Aim:
Copy each line of the records that holds the string "countrySelected".

(Data excerpts)
──────────────────────────────

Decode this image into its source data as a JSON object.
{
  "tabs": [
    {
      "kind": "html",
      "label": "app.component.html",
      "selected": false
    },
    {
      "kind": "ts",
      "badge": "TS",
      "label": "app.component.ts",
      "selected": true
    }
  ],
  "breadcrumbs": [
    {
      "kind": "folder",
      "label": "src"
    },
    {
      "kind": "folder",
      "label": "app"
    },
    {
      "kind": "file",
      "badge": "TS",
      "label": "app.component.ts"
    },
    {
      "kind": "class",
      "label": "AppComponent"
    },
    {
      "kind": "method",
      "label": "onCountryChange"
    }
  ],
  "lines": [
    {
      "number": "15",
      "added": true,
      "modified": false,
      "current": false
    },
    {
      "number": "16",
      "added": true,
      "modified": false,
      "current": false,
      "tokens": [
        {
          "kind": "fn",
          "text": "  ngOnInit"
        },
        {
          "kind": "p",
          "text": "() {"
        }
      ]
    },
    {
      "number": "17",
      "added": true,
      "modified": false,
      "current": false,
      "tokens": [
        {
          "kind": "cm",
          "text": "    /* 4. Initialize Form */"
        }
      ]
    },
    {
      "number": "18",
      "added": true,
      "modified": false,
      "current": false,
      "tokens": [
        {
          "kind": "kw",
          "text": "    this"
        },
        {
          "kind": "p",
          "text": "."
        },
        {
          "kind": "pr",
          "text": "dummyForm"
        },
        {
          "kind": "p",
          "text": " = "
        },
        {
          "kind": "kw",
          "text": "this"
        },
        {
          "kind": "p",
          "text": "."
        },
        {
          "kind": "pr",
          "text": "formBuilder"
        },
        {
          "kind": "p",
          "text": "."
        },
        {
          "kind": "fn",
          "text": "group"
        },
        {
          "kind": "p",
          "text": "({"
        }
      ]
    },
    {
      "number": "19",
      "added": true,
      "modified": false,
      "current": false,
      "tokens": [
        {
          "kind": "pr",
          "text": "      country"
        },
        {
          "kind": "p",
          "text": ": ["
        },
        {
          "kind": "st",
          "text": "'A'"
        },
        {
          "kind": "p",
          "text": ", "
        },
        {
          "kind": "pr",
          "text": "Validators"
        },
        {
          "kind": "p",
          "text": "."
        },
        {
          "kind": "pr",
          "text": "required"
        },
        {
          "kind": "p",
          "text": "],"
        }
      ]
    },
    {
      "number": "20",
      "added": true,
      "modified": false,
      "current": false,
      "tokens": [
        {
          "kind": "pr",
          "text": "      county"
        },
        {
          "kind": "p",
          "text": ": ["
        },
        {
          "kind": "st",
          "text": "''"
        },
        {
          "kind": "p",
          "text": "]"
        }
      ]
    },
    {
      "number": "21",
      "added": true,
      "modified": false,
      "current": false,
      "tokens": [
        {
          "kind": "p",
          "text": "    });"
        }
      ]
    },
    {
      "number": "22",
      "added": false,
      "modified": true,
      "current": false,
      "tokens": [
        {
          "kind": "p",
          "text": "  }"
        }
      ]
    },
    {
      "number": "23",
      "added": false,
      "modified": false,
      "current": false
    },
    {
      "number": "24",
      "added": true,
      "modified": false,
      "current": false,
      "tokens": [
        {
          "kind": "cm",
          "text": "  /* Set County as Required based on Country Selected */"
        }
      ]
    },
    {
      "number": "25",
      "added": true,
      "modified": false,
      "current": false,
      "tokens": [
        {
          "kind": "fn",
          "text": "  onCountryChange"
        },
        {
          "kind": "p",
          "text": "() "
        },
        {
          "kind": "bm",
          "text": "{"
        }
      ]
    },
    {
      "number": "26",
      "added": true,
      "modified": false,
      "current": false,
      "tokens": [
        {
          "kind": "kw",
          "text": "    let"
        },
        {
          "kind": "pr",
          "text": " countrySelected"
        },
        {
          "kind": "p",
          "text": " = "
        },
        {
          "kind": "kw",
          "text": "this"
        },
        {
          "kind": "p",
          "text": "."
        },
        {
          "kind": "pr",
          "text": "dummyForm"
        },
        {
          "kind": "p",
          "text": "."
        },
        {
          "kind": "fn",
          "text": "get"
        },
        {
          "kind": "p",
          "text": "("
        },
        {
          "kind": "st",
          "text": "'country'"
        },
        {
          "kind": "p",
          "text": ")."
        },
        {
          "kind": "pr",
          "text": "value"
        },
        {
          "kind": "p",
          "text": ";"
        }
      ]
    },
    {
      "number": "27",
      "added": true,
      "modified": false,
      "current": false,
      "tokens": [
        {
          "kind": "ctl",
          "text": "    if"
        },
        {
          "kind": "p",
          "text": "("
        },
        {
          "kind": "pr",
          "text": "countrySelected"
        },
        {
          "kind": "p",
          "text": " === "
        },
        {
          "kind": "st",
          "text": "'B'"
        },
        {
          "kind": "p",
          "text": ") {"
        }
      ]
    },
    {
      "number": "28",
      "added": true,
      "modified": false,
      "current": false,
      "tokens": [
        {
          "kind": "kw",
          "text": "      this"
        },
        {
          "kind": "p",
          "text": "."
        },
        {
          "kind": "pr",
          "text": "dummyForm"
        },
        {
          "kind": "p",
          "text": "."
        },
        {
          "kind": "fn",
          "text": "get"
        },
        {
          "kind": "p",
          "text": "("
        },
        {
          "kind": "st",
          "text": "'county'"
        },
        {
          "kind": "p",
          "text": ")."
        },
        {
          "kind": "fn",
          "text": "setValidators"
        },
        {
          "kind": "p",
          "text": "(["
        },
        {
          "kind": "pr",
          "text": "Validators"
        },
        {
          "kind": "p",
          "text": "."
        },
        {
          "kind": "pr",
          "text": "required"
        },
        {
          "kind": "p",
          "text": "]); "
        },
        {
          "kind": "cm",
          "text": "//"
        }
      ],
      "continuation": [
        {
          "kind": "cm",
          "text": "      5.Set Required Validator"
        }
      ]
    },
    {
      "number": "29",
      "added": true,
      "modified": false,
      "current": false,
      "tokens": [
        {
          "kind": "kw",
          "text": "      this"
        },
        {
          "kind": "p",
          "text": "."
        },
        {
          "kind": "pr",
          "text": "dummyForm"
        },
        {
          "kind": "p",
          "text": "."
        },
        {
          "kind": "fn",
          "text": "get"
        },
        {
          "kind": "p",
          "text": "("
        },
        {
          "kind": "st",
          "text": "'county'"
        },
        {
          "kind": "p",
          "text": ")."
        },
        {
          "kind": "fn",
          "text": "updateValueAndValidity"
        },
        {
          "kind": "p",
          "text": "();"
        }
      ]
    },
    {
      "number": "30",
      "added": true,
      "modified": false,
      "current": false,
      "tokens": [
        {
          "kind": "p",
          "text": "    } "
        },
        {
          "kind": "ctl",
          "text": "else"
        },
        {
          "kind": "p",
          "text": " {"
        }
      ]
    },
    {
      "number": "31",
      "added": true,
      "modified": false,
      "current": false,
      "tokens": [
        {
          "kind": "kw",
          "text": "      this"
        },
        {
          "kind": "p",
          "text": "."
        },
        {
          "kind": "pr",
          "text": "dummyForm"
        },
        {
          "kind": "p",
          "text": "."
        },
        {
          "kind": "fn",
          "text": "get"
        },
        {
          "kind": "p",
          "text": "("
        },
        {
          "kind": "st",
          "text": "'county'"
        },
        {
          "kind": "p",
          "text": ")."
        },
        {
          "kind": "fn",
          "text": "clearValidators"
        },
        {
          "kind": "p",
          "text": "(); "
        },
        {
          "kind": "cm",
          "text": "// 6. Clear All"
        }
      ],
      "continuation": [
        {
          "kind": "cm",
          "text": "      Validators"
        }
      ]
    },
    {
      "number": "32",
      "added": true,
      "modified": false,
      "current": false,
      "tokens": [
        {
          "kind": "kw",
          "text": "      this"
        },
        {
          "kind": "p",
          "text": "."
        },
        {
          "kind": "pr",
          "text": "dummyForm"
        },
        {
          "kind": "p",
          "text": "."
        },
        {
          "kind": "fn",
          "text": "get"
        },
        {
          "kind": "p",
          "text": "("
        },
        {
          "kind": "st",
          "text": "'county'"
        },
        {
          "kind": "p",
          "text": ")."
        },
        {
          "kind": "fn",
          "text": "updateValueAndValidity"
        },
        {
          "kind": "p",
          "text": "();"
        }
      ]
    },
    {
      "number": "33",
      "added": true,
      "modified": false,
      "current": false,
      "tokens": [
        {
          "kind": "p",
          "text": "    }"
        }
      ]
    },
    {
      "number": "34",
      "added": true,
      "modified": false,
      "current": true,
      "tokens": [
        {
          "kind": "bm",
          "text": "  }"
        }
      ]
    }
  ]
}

──────────────────────────────

Right answer:
          "text": " countrySelected"
          "text": "countrySelected"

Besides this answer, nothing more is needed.